Aim ::
Rewrite the lines below as a Markdown table with two columns, Number and Line. Give one numbered row per line, skip the blank lines, and leave the pictures out.

Data lines ::
◇ ◇ ◇ ◇ ◇
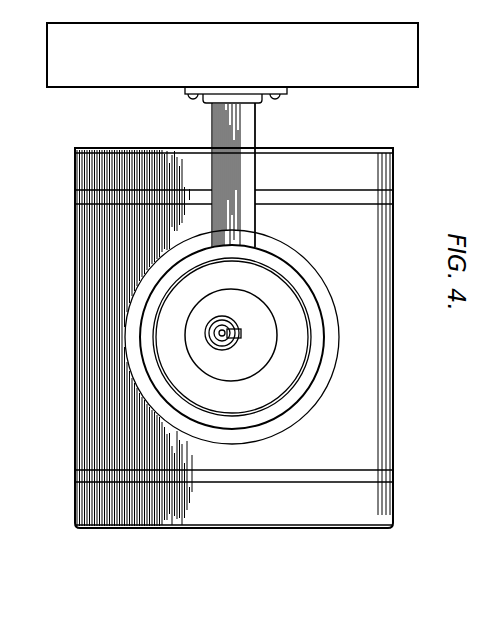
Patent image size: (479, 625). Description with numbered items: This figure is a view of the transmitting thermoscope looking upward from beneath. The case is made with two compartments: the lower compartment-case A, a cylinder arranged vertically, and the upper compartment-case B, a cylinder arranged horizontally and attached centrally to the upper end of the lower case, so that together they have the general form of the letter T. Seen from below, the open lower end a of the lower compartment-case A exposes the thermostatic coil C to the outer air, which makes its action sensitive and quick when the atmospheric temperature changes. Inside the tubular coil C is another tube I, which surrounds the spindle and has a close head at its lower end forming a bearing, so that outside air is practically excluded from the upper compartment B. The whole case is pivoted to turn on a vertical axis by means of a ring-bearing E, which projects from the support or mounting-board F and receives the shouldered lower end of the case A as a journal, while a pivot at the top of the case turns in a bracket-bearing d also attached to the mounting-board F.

The lower compartment-case A is at (234, 338).
The upper compartment-case B is at (245, 337).
The ring-bearing E is at (252, 418).
The open lower end a is at (231, 335).
The thermostatic coil C is at (222, 343).
The tube I is at (210, 332).
The mounting-board F is at (232, 135).
The bracket-bearing d is at (266, 175).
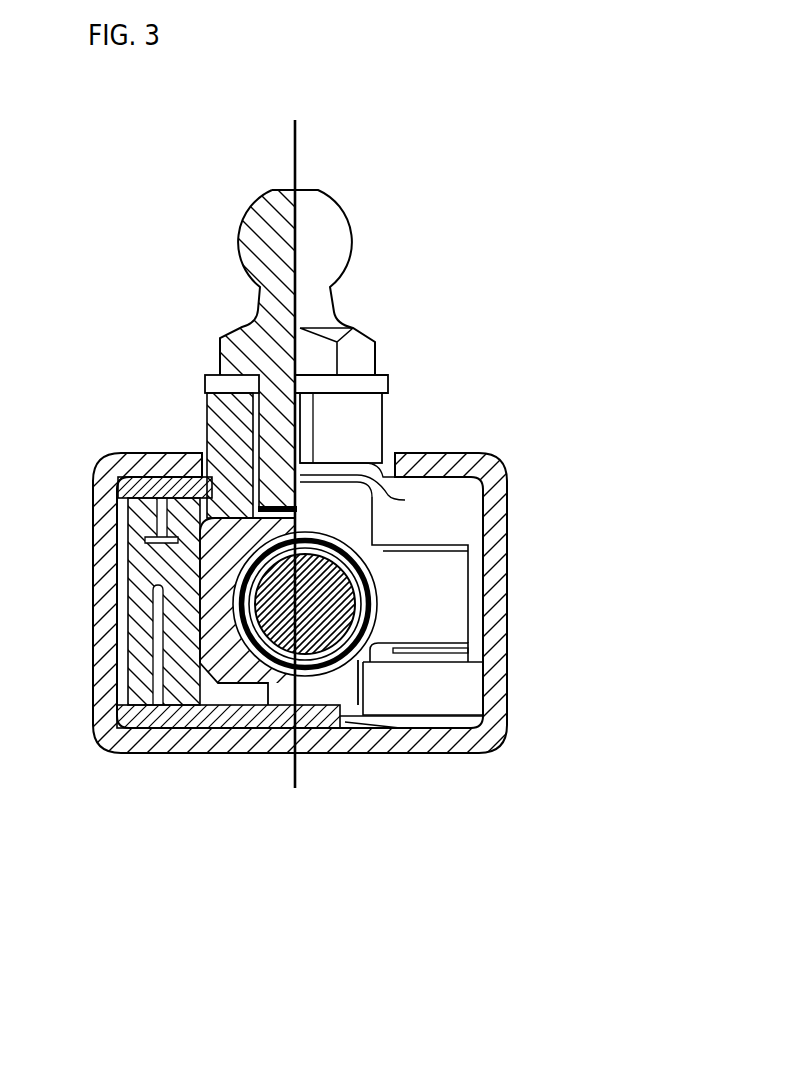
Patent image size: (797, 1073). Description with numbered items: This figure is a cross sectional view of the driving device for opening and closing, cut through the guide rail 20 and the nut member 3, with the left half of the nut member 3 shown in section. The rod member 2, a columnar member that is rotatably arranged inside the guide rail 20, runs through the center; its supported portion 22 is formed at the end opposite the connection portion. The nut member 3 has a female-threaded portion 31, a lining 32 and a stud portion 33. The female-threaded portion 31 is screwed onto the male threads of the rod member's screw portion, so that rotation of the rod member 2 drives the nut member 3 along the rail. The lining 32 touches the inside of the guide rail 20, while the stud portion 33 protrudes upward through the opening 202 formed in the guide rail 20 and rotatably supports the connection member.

The rod member 2 is at (300, 735).
The supported portion 22 is at (275, 628).
The nut member 3 is at (430, 577).
The guide rail 20 is at (507, 653).
The female-threaded portion 31 is at (343, 652).
The lining 32 is at (135, 452).
The stud portion 33 is at (328, 252).
The opening 202 is at (207, 455).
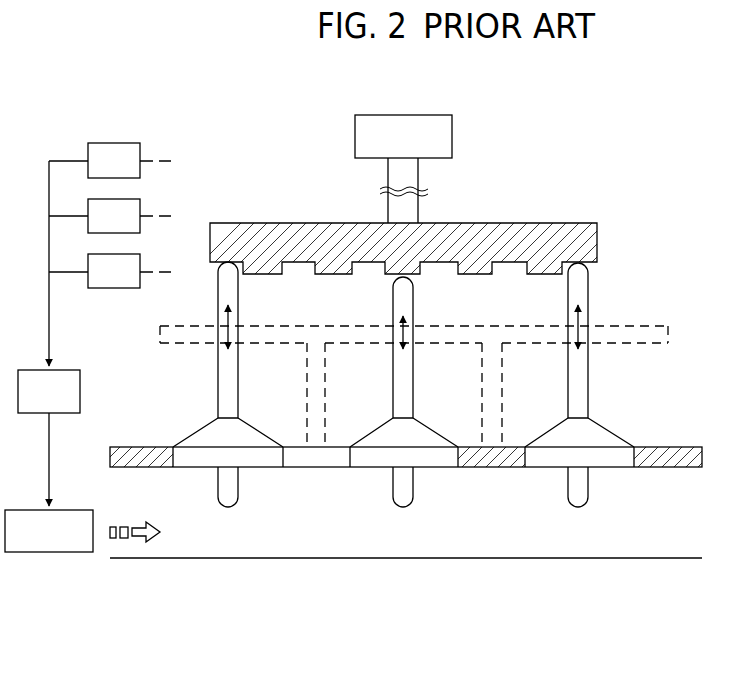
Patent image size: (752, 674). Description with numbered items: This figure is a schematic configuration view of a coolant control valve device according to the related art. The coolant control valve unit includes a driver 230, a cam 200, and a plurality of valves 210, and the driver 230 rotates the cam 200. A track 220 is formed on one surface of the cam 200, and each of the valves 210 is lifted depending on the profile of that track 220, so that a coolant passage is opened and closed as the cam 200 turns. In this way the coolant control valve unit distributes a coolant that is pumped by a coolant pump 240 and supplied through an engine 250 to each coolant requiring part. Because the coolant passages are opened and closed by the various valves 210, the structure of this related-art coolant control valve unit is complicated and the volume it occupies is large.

The cam 200 is at (597, 238).
The valves 210 is at (364, 486).
The track 220 is at (390, 277).
The driver 230 is at (452, 130).
The coolant pump 240 is at (80, 381).
The engine 250 is at (62, 552).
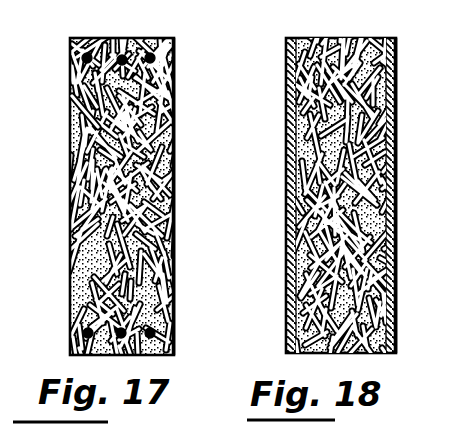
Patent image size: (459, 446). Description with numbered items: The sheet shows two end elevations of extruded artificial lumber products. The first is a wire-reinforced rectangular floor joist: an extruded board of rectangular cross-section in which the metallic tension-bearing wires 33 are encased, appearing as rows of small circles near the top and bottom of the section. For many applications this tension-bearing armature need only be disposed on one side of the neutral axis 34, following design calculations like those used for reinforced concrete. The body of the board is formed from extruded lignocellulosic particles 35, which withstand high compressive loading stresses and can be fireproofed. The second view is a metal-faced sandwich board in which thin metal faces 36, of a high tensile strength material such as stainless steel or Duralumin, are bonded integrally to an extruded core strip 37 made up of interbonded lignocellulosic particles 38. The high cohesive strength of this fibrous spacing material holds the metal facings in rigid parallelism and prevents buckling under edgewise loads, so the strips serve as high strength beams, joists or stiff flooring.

In FIG. 17, the metallic tension-bearing wires 33 is at (152, 354).
In FIG. 17, the neutral axis 34 is at (197, 198).
In FIG. 17, the extruded lignocellulosic particles 35 is at (73, 130).
In FIG. 18, the thin metal faces 36 is at (415, 90).
In FIG. 18, the extruded core strip 37 is at (331, 354).
In FIG. 18, the interbonded lignocellulosic particles 38 is at (302, 211).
◇ ◇ ◇ ◇ ◇
Full answer ::
| Number | Line |
|---|---|
| 1 | Patent image size: (479, 625). Description with numbered items: This figure is a view of the transmitting thermoscope looking upward from beneath. The case is made with two compartments: the lower compartment-case A, a cylinder arranged vertically, and the upper compartment-case B, a cylinder arranged horizontally and attached centrally to the upper end of the lower case, so that together they have the general form of the letter T. Seen from below, the open lower end a of the lower compartment-case A exposes the thermostatic coil C to the outer air, which makes its action sensitive and quick when the atmospheric temperature changes. Inside the tubular coil C is another tube I, which surrounds the spindle and has a close head at its lower end forming a bearing, so that outside air is practically excluded from the upper compartment B. The whole case is pivoted to turn on a vertical axis by means of a ring-bearing E, which projects from the support or mounting-board F and receives the shouldered lower end of the case A as a journal, while a pivot at the top of the case turns in a bracket-bearing d also attached to the mounting-board F. |
| 2 | The lower compartment-case A is at (234, 338). |
| 3 | The upper compartment-case B is at (245, 337). |
| 4 | The ring-bearing E is at (252, 418). |
| 5 | The open lower end a is at (231, 335). |
| 6 | The thermostatic coil C is at (222, 343). |
| 7 | The tube I is at (210, 332). |
| 8 | The mounting-board F is at (232, 135). |
| 9 | The bracket-bearing d is at (266, 175). |
| 10 | Patent image size: (797, 1073). Description with numbered items: This figure is a cross sectional view of the driving device for opening and closing, cut through the guide rail 20 and the nut member 3, with the left half of the nut member 3 shown in section. The rod member 2, a columnar member that is rotatably arranged inside the guide rail 20, runs through the center; its supported portion 22 is formed at the end opposite the connection portion. The nut member 3 has a female-threaded portion 31, a lining 32 and a stud portion 33. The female-threaded portion 31 is screwed onto the male threads of the rod member's screw portion, so that rotation of the rod member 2 drives the nut member 3 along the rail. The lining 32 touches the inside of the guide rail 20, while the stud portion 33 protrudes upward through the opening 202 formed in the guide rail 20 and rotatably supports the connection member. |
| 11 | The rod member 2 is at (300, 735). |
| 12 | The supported portion 22 is at (275, 628). |
| 13 | The nut member 3 is at (430, 577). |
| 14 | The guide rail 20 is at (507, 653). |
| 15 | The female-threaded portion 31 is at (343, 652). |
| 16 | The lining 32 is at (135, 452). |
| 17 | The stud portion 33 is at (328, 252). |
| 18 | The opening 202 is at (207, 455). |
| 19 | Patent image size: (752, 674). Description with numbered items: This figure is a schematic configuration view of a coolant control valve device according to the related art. The coolant control valve unit includes a driver 230, a cam 200, and a plurality of valves 210, and the driver 230 rotates the cam 200. A track 220 is formed on one surface of the cam 200, and each of the valves 210 is lifted depending on the profile of that track 220, so that a coolant passage is opened and closed as the cam 200 turns. In this way the coolant control valve unit distributes a coolant that is pumped by a coolant pump 240 and supplied through an engine 250 to each coolant requiring part. Because the coolant passages are opened and closed by the various valves 210, the structure of this related-art coolant control valve unit is complicated and the volume it occupies is large. |
| 20 | The cam 200 is at (597, 238). |
| 21 | The valves 210 is at (364, 486). |
| 22 | The track 220 is at (390, 277). |
| 23 | The driver 230 is at (452, 130). |
| 24 | The coolant pump 240 is at (80, 381). |
| 25 | The engine 250 is at (62, 552). |
| 26 | Patent image size: (459, 446). Description with numbered items: The sheet shows two end elevations of extruded artificial lumber products. The first is a wire-reinforced rectangular floor joist: an extruded board of rectangular cross-section in which the metallic tension-bearing wires 33 are encased, appearing as rows of small circles near the top and bottom of the section. For many applications this tension-bearing armature need only be disposed on one side of the neutral axis 34, following design calculations like those used for reinforced concrete. The body of the board is formed from extruded lignocellulosic particles 35, which withstand high compressive loading stresses and can be fireproofed. The second view is a metal-faced sandwich board in which thin metal faces 36, of a high tensile strength material such as stainless steel or Duralumin, are bonded integrally to an extruded core strip 37 made up of interbonded lignocellulosic particles 38. The high cohesive strength of this fibrous spacing material holds the metal facings in rigid parallelism and prevents buckling under edgewise loads, so the strips serve as high strength beams, joists or stiff flooring. |
| 27 | In FIG. 17, the metallic tension-bearing wires 33 is at (152, 354). |
| 28 | In FIG. 17, the neutral axis 34 is at (197, 198). |
| 29 | In FIG. 17, the extruded lignocellulosic particles 35 is at (73, 130). |
| 30 | In FIG. 18, the thin metal faces 36 is at (415, 90). |
| 31 | In FIG. 18, the extruded core strip 37 is at (331, 354). |
| 32 | In FIG. 18, the interbonded lignocellulosic particles 38 is at (302, 211). |